• **EXERCISE GOAL**: Return the listing below word for word.

• **Source records**:
>> Start

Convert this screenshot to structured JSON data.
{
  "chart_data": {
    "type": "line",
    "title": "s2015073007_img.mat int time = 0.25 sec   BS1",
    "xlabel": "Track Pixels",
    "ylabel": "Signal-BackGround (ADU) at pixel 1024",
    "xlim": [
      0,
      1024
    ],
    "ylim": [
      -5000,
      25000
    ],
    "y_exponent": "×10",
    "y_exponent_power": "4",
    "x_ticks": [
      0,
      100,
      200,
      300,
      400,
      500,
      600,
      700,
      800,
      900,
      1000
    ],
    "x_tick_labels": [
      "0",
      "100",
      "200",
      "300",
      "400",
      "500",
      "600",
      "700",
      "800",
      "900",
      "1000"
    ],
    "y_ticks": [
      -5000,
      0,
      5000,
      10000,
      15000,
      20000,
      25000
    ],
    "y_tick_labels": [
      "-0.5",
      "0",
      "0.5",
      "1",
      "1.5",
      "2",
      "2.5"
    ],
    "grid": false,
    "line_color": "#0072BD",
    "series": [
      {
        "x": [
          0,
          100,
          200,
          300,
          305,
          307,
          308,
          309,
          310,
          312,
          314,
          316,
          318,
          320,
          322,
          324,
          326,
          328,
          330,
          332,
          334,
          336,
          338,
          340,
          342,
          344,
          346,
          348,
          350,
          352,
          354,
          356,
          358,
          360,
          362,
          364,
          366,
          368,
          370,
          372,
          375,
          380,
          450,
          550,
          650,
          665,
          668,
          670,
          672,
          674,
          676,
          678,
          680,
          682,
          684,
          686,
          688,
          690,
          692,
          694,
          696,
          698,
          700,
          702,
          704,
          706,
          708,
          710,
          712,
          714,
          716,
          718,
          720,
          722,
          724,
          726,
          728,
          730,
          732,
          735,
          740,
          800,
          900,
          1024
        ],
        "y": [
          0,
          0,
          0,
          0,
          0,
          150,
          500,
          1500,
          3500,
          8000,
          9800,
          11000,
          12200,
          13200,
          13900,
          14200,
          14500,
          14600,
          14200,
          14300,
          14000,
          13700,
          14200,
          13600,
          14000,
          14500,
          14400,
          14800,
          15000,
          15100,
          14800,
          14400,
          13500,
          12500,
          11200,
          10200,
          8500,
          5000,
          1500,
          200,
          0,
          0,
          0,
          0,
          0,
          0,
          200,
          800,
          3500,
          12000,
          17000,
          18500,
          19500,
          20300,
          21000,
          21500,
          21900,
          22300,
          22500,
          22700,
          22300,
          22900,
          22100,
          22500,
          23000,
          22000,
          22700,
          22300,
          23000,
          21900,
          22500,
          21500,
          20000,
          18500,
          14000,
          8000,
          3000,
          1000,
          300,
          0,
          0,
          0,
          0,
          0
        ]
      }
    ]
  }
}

>> End

• **EXERCISE RESPONSE**:
Convert this screenshot to structured JSON data.
{
  "chart_data": {
    "type": "line",
    "title": "s2015073007_img.mat int time = 0.25 sec   BS1",
    "xlabel": "Track Pixels",
    "ylabel": "Signal-BackGround (ADU) at pixel 1024",
    "xlim": [
      0,
      1024
    ],
    "ylim": [
      -5000,
      25000
    ],
    "y_exponent": "×10",
    "y_exponent_power": "4",
    "x_ticks": [
      0,
      100,
      200,
      300,
      400,
      500,
      600,
      700,
      800,
      900,
      1000
    ],
    "x_tick_labels": [
      "0",
      "100",
      "200",
      "300",
      "400",
      "500",
      "600",
      "700",
      "800",
      "900",
      "1000"
    ],
    "y_ticks": [
      -5000,
      0,
      5000,
      10000,
      15000,
      20000,
      25000
    ],
    "y_tick_labels": [
      "-0.5",
      "0",
      "0.5",
      "1",
      "1.5",
      "2",
      "2.5"
    ],
    "grid": false,
    "line_color": "#0072BD",
    "series": [
      {
        "x": [
          0,
          100,
          200,
          300,
          305,
          307,
          308,
          309,
          310,
          312,
          314,
          316,
          318,
          320,
          322,
          324,
          326,
          328,
          330,
          332,
          334,
          336,
          338,
          340,
          342,
          344,
          346,
          348,
          350,
          352,
          354,
          356,
          358,
          360,
          362,
          364,
          366,
          368,
          370,
          372,
          375,
          380,
          450,
          550,
          650,
          665,
          668,
          670,
          672,
          674,
          676,
          678,
          680,
          682,
          684,
          686,
          688,
          690,
          692,
          694,
          696,
          698,
          700,
          702,
          704,
          706,
          708,
          710,
          712,
          714,
          716,
          718,
          720,
          722,
          724,
          726,
          728,
          730,
          732,
          735,
          740,
          800,
          900,
          1024
        ],
        "y": [
          0,
          0,
          0,
          0,
          0,
          150,
          500,
          1500,
          3500,
          8000,
          9800,
          11000,
          12200,
          13200,
          13900,
          14200,
          14500,
          14600,
          14200,
          14300,
          14000,
          13700,
          14200,
          13600,
          14000,
          14500,
          14400,
          14800,
          15000,
          15100,
          14800,
          14400,
          13500,
          12500,
          11200,
          10200,
          8500,
          5000,
          1500,
          200,
          0,
          0,
          0,
          0,
          0,
          0,
          200,
          800,
          3500,
          12000,
          17000,
          18500,
          19500,
          20300,
          21000,
          21500,
          21900,
          22300,
          22500,
          22700,
          22300,
          22900,
          22100,
          22500,
          23000,
          22000,
          22700,
          22300,
          23000,
          21900,
          22500,
          21500,
          20000,
          18500,
          14000,
          8000,
          3000,
          1000,
          300,
          0,
          0,
          0,
          0,
          0
        ]
      }
    ]
  }
}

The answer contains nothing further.